__Requirement__. Within the records that follow, find every line containing the string "ylabel". Copy those lines.

__Material shown__.

/---

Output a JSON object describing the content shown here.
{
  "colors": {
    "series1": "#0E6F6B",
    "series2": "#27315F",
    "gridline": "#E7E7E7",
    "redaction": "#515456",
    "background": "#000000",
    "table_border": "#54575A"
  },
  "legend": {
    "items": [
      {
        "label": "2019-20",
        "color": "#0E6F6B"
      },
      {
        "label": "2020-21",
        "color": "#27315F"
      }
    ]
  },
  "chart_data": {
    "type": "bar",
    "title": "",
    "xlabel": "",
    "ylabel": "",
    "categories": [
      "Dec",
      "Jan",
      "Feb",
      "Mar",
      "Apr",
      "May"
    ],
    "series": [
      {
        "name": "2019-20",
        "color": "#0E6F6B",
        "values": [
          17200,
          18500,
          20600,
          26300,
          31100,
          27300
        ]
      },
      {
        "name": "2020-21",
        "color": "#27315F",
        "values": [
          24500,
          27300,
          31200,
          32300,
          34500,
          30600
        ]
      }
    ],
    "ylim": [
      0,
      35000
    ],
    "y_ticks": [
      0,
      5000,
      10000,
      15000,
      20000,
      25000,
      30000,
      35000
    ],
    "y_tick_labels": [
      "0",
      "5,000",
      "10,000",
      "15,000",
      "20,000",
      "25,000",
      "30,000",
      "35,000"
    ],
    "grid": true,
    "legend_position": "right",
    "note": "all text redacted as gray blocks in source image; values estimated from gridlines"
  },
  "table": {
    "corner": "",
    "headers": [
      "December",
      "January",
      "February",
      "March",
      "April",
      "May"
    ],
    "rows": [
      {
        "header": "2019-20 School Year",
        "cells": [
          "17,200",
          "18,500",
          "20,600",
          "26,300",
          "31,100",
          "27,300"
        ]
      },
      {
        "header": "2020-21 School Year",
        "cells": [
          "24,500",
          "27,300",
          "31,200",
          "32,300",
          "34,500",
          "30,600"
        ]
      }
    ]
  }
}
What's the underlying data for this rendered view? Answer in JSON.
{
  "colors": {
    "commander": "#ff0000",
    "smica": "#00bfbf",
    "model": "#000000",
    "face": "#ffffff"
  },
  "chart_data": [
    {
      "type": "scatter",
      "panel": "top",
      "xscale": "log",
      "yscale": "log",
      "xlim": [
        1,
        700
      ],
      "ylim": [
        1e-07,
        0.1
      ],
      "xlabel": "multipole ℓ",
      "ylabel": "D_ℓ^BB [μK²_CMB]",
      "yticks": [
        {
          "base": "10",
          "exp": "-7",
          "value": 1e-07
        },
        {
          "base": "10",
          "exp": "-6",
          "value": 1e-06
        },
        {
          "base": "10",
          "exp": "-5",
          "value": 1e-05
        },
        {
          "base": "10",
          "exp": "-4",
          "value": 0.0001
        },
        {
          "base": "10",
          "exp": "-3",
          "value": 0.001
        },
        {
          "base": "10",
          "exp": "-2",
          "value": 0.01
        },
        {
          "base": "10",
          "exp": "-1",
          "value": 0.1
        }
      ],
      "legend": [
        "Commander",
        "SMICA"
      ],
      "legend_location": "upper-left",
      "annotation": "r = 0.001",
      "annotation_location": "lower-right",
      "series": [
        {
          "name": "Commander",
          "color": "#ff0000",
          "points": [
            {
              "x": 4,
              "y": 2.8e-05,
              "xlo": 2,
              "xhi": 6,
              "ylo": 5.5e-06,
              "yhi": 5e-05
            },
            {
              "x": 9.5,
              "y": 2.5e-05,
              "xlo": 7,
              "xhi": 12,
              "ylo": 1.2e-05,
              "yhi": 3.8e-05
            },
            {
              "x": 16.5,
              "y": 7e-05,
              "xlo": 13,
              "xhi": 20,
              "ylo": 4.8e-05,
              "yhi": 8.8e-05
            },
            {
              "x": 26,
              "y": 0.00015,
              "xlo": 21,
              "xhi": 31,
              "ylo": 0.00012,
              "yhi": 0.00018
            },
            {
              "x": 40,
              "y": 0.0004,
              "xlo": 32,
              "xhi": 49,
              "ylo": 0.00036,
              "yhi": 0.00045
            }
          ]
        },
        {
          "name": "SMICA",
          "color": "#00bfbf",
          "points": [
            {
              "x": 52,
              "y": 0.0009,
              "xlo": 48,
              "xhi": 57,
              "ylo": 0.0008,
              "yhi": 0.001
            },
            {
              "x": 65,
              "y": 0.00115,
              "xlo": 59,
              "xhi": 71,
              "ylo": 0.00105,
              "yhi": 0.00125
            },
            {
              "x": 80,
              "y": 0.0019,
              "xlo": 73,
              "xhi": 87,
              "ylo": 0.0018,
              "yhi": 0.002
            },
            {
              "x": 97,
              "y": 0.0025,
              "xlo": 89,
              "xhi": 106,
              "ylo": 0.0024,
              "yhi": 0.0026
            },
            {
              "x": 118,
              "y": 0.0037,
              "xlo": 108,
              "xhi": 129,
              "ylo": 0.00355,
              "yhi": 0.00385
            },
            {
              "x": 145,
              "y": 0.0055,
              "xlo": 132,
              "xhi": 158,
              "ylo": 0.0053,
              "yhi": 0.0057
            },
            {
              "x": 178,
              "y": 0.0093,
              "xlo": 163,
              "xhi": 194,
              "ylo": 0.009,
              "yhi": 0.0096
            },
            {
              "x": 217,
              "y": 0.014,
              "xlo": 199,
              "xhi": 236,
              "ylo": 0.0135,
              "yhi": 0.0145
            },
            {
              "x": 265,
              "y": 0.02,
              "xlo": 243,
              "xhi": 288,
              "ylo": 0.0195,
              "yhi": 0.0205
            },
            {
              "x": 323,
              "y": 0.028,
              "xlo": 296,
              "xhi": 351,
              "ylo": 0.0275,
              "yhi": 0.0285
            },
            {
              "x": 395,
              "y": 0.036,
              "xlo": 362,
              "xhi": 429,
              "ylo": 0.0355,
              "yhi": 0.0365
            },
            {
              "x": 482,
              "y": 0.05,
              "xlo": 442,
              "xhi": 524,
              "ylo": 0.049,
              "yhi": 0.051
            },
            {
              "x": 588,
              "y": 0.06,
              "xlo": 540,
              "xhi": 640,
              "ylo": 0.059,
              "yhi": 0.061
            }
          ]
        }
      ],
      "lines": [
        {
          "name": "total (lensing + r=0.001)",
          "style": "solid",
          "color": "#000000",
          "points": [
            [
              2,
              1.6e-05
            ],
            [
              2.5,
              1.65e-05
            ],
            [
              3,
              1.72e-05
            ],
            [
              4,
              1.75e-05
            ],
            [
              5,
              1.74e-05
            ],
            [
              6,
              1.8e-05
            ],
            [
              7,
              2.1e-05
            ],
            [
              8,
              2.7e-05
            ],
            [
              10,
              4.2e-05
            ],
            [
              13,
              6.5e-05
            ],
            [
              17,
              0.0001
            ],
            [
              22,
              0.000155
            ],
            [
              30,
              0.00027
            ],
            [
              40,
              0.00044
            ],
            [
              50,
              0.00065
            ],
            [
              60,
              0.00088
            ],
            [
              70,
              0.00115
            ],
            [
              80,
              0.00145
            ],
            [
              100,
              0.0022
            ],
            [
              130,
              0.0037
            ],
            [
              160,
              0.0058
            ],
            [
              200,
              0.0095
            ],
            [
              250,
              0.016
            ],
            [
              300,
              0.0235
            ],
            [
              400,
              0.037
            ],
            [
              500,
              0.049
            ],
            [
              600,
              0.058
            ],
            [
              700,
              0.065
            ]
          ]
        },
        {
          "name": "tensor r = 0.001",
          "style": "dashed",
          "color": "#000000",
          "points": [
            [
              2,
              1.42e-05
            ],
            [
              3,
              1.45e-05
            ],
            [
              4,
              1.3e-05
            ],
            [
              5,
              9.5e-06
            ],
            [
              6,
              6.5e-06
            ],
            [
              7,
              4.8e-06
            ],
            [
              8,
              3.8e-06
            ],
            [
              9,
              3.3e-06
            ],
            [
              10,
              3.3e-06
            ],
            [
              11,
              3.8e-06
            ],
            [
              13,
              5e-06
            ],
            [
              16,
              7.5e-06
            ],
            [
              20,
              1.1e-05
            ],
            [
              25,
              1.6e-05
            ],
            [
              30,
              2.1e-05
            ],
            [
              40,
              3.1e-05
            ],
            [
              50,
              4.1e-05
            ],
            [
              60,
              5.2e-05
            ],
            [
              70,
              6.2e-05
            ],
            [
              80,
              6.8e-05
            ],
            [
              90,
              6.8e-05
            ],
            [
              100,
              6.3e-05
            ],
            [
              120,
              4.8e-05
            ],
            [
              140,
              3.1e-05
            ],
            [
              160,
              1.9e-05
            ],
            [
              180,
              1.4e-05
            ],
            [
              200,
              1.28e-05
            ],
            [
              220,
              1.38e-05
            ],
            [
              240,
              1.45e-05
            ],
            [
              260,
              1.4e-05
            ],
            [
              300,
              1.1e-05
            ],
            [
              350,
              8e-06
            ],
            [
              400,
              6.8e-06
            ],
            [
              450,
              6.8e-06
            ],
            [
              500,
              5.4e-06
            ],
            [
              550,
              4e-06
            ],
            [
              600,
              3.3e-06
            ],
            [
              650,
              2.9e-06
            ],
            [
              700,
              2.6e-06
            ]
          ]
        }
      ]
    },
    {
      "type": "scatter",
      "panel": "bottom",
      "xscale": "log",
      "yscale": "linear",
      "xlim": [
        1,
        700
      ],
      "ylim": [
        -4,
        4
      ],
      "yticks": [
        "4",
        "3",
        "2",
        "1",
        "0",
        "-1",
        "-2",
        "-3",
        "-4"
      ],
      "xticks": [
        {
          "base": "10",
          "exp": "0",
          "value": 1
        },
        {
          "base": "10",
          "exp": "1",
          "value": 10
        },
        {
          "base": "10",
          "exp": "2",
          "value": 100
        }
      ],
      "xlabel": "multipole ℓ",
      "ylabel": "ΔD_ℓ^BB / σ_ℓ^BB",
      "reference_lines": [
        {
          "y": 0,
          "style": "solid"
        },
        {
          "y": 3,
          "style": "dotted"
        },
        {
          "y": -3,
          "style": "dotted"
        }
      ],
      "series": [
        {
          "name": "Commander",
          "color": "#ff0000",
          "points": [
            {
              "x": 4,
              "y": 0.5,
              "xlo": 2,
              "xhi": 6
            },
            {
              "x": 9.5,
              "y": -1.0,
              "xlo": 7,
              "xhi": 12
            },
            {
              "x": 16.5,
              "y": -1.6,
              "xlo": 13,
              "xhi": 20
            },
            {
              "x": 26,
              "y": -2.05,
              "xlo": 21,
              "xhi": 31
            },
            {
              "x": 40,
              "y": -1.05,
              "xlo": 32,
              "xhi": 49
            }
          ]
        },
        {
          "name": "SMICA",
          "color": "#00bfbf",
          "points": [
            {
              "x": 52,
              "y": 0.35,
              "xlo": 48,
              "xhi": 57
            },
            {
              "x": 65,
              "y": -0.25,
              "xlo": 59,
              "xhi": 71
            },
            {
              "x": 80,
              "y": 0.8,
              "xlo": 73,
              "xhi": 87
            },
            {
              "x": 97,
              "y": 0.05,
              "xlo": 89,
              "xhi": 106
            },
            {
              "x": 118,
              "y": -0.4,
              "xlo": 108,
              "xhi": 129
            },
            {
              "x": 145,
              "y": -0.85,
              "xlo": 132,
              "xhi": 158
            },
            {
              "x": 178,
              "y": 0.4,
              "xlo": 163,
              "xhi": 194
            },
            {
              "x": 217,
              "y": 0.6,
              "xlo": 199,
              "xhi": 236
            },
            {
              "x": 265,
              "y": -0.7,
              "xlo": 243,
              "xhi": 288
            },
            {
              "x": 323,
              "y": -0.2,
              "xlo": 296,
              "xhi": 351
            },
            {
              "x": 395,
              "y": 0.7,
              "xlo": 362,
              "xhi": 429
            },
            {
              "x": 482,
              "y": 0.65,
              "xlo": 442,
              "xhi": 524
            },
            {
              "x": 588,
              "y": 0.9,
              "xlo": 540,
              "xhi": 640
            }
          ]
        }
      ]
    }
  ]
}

\---

__Written solution__.
    "ylabel": "",
      "ylabel": "D_ℓ^BB [μK²_CMB]",
      "ylabel": "ΔD_ℓ^BB / σ_ℓ^BB",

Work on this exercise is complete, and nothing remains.